> [SET PROBLEM]:
Set down the whole listing verbatim.

> [ENTRIES SHOWN]:
-------------------------
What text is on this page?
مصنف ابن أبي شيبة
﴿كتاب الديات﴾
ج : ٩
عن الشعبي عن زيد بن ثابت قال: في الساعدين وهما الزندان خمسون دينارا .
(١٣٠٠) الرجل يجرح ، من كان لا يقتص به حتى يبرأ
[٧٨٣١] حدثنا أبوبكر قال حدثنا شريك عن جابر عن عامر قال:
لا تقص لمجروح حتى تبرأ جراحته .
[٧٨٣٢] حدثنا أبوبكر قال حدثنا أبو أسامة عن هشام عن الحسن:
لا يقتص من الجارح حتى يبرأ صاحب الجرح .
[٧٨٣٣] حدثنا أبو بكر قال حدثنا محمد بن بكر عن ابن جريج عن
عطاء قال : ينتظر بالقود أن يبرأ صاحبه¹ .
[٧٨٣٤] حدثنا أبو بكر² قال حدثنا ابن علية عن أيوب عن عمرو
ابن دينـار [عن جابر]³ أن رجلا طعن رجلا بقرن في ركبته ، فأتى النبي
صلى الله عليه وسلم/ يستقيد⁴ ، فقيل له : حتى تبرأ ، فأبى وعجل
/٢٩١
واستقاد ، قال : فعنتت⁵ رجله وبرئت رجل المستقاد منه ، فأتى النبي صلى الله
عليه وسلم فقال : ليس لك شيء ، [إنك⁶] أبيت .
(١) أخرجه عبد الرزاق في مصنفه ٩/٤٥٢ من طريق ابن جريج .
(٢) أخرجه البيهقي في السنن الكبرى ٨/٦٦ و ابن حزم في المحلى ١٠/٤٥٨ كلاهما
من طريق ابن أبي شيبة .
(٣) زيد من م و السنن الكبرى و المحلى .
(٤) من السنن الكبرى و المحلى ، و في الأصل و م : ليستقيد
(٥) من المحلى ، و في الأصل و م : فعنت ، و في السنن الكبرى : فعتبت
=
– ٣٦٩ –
-------------------------
> [THE COMPLETED TASK]:
What text is on this page?
مصنف ابن أبي شيبة
﴿كتاب الديات﴾
ج : ٩
عن الشعبي عن زيد بن ثابت قال: في الساعدين وهما الزندان خمسون دينارا .
(١٣٠٠) الرجل يجرح ، من كان لا يقتص به حتى يبرأ
[٧٨٣١] حدثنا أبوبكر قال حدثنا شريك عن جابر عن عامر قال:
لا تقص لمجروح حتى تبرأ جراحته .
[٧٨٣٢] حدثنا أبوبكر قال حدثنا أبو أسامة عن هشام عن الحسن:
لا يقتص من الجارح حتى يبرأ صاحب الجرح .
[٧٨٣٣] حدثنا أبو بكر قال حدثنا محمد بن بكر عن ابن جريج عن
عطاء قال : ينتظر بالقود أن يبرأ صاحبه¹ .
[٧٨٣٤] حدثنا أبو بكر² قال حدثنا ابن علية عن أيوب عن عمرو
ابن دينـار [عن جابر]³ أن رجلا طعن رجلا بقرن في ركبته ، فأتى النبي
صلى الله عليه وسلم/ يستقيد⁴ ، فقيل له : حتى تبرأ ، فأبى وعجل
/٢٩١
واستقاد ، قال : فعنتت⁵ رجله وبرئت رجل المستقاد منه ، فأتى النبي صلى الله
عليه وسلم فقال : ليس لك شيء ، [إنك⁶] أبيت .
(١) أخرجه عبد الرزاق في مصنفه ٩/٤٥٢ من طريق ابن جريج .
(٢) أخرجه البيهقي في السنن الكبرى ٨/٦٦ و ابن حزم في المحلى ١٠/٤٥٨ كلاهما
من طريق ابن أبي شيبة .
(٣) زيد من م و السنن الكبرى و المحلى .
(٤) من السنن الكبرى و المحلى ، و في الأصل و م : ليستقيد
(٥) من المحلى ، و في الأصل و م : فعنت ، و في السنن الكبرى : فعتبت
=
– ٣٦٩ –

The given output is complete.